**GIVEN TASK:** What is needed here is an exact copy of every entry.

**GIVEN INFORMATION:**
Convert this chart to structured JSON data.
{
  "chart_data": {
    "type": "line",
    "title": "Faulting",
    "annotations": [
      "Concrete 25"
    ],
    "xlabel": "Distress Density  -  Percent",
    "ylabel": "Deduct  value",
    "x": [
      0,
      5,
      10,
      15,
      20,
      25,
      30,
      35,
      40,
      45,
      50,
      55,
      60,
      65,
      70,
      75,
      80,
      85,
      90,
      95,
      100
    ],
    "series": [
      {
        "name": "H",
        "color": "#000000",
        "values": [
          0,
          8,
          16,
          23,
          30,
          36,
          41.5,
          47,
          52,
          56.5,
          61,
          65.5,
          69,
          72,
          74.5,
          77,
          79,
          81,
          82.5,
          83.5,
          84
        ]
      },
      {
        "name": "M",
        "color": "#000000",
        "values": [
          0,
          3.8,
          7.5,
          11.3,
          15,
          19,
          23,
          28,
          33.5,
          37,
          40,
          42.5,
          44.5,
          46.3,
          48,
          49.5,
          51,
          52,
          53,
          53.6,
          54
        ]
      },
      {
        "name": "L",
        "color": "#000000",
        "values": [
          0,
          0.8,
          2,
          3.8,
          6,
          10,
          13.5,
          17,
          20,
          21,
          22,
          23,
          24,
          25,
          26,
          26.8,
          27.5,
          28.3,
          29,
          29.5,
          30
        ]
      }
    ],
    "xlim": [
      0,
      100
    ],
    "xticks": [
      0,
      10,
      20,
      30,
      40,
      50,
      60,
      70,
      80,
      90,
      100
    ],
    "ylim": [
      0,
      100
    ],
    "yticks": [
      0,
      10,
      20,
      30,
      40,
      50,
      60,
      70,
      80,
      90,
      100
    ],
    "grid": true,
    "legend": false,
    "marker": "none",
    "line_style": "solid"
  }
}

**SOLUTION TO THE PROBLEM:**
Convert this chart to structured JSON data.
{
  "chart_data": {
    "type": "line",
    "title": "Faulting",
    "annotations": [
      "Concrete 25"
    ],
    "xlabel": "Distress Density  -  Percent",
    "ylabel": "Deduct  value",
    "x": [
      0,
      5,
      10,
      15,
      20,
      25,
      30,
      35,
      40,
      45,
      50,
      55,
      60,
      65,
      70,
      75,
      80,
      85,
      90,
      95,
      100
    ],
    "series": [
      {
        "name": "H",
        "color": "#000000",
        "values": [
          0,
          8,
          16,
          23,
          30,
          36,
          41.5,
          47,
          52,
          56.5,
          61,
          65.5,
          69,
          72,
          74.5,
          77,
          79,
          81,
          82.5,
          83.5,
          84
        ]
      },
      {
        "name": "M",
        "color": "#000000",
        "values": [
          0,
          3.8,
          7.5,
          11.3,
          15,
          19,
          23,
          28,
          33.5,
          37,
          40,
          42.5,
          44.5,
          46.3,
          48,
          49.5,
          51,
          52,
          53,
          53.6,
          54
        ]
      },
      {
        "name": "L",
        "color": "#000000",
        "values": [
          0,
          0.8,
          2,
          3.8,
          6,
          10,
          13.5,
          17,
          20,
          21,
          22,
          23,
          24,
          25,
          26,
          26.8,
          27.5,
          28.3,
          29,
          29.5,
          30
        ]
      }
    ],
    "xlim": [
      0,
      100
    ],
    "xticks": [
      0,
      10,
      20,
      30,
      40,
      50,
      60,
      70,
      80,
      90,
      100
    ],
    "ylim": [
      0,
      100
    ],
    "yticks": [
      0,
      10,
      20,
      30,
      40,
      50,
      60,
      70,
      80,
      90,
      100
    ],
    "grid": true,
    "legend": false,
    "marker": "none",
    "line_style": "solid"
  }
}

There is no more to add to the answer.